### TASK STATEMENT
Copy every line of the data in which the word "coordinate" occurs.

### DATASET RECORDS

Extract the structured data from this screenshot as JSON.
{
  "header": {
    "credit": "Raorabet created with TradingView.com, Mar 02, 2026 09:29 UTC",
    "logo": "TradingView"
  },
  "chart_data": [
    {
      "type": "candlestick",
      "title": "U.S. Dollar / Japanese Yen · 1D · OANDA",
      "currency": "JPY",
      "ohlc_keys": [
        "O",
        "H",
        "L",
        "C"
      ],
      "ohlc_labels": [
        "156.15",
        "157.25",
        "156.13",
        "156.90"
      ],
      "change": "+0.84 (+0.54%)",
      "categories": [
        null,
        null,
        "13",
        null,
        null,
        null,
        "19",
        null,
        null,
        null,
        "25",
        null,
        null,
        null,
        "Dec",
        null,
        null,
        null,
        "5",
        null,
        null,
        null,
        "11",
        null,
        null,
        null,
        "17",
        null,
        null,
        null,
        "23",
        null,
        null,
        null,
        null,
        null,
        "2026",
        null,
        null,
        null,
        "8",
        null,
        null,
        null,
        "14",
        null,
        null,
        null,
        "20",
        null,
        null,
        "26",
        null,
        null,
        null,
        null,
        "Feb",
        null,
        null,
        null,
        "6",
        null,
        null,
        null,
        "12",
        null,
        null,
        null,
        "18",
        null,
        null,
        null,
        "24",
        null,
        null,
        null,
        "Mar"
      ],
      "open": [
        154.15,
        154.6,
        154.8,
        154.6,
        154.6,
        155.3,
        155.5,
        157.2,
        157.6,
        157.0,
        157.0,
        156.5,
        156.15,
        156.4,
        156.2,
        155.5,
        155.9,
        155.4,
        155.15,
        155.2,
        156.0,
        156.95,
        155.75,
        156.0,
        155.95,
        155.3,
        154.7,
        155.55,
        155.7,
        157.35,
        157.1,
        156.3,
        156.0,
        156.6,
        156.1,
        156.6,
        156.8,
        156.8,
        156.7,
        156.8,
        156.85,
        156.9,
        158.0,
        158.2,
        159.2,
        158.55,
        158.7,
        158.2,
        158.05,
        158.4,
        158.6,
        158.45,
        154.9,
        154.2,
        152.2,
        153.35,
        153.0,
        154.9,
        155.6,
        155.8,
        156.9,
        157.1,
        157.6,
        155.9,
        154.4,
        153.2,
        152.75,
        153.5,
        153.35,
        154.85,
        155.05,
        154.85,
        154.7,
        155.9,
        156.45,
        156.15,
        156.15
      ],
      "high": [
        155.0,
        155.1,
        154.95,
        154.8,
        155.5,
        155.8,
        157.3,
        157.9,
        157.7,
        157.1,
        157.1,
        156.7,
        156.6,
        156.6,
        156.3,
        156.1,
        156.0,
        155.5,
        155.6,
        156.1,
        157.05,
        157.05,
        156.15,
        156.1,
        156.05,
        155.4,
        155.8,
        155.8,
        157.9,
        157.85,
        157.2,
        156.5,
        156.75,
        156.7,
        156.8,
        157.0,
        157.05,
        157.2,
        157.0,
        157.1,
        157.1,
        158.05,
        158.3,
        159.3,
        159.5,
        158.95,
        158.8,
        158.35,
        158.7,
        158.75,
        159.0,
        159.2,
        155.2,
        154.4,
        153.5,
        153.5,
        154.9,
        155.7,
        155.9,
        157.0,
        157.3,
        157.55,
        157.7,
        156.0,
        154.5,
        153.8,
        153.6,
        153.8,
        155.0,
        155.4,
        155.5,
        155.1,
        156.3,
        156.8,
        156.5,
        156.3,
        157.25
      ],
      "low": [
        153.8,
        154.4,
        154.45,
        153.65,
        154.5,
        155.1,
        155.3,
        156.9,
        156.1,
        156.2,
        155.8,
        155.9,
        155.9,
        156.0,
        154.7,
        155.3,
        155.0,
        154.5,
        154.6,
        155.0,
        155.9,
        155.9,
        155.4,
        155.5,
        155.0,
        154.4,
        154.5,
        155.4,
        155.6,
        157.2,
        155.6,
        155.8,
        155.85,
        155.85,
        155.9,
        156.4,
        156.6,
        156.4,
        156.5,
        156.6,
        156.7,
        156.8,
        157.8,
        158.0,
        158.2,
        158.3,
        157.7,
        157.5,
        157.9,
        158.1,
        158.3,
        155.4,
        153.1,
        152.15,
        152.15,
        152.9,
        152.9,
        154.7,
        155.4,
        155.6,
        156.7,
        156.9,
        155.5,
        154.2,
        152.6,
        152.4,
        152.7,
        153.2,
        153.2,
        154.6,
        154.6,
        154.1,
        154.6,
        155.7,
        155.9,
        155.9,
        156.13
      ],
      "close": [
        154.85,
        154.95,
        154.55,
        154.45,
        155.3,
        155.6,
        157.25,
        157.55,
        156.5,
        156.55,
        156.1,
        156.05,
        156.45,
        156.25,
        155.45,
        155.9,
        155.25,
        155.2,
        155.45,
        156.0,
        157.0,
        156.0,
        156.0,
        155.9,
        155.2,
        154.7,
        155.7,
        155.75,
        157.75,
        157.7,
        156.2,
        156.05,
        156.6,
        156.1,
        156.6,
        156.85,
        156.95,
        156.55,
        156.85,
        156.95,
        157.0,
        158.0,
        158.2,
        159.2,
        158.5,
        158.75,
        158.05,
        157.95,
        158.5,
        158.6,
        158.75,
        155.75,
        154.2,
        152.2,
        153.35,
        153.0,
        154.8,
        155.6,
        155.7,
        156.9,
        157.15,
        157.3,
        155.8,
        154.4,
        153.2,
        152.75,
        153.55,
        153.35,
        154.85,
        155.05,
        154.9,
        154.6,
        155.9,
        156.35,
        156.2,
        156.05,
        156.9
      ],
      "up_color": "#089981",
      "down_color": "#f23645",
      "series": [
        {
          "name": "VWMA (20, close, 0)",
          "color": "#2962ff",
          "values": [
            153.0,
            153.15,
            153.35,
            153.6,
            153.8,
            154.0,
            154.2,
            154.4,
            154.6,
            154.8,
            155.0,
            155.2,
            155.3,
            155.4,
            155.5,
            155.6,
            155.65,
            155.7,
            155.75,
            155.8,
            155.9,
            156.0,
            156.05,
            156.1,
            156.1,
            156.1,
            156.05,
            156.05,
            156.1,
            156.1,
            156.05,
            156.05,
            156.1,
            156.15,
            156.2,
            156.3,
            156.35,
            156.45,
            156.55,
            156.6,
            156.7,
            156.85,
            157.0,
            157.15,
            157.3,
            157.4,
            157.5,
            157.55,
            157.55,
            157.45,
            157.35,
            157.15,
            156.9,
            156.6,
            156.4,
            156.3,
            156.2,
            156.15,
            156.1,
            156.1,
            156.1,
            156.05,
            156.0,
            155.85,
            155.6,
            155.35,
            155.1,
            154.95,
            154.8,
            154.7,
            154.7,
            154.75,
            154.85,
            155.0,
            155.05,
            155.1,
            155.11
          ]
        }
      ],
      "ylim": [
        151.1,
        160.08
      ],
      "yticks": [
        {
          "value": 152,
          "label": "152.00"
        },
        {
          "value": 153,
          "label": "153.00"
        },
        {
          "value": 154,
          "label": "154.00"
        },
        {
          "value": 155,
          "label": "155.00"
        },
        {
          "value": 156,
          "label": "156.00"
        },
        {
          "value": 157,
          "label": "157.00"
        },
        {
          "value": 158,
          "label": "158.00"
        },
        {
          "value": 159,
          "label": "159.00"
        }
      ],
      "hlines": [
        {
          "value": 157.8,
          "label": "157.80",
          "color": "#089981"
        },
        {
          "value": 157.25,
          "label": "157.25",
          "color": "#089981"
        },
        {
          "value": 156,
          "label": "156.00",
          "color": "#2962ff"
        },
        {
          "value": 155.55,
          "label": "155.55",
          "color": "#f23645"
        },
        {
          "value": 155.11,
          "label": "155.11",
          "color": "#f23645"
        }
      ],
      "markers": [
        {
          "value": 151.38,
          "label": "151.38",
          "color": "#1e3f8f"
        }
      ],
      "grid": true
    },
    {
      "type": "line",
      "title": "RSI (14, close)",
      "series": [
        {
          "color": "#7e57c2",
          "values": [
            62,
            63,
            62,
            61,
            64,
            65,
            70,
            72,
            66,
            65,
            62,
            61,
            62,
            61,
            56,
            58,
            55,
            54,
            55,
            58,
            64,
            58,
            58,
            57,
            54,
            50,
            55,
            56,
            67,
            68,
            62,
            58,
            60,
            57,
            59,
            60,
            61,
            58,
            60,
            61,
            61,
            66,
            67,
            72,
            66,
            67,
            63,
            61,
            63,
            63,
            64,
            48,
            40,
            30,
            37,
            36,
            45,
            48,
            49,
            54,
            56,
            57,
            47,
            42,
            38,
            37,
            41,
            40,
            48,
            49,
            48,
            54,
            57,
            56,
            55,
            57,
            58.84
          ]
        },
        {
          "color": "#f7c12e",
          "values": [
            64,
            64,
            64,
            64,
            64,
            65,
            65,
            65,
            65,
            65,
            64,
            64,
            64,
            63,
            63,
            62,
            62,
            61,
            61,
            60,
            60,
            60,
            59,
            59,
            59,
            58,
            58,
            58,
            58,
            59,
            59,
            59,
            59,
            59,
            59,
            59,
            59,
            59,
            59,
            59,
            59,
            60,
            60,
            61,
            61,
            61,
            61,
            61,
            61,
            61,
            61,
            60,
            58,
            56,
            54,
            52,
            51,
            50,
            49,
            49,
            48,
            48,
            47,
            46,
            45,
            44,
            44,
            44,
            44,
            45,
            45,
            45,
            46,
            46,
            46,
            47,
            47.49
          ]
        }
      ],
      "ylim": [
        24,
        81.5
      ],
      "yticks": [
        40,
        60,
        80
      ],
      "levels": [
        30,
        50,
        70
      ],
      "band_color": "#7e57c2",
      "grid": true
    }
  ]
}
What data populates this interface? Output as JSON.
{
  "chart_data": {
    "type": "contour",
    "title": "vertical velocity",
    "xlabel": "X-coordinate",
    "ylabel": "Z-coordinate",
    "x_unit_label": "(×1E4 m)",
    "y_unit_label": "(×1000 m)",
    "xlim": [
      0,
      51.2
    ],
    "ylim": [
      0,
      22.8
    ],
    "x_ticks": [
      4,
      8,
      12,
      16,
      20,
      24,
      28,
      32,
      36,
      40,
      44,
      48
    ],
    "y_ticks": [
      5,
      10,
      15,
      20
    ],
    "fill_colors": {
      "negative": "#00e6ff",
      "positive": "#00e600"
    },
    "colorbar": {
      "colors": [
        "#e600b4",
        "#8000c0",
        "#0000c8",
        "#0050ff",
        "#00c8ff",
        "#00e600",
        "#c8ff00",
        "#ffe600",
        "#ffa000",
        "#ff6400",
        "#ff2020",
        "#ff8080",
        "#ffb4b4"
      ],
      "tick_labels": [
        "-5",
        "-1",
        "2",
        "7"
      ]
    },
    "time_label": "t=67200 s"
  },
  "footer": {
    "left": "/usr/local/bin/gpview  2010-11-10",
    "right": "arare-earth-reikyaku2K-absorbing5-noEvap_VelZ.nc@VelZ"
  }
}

### FINISHED TASK
    "xlabel": "X-coordinate",
    "ylabel": "Z-coordinate",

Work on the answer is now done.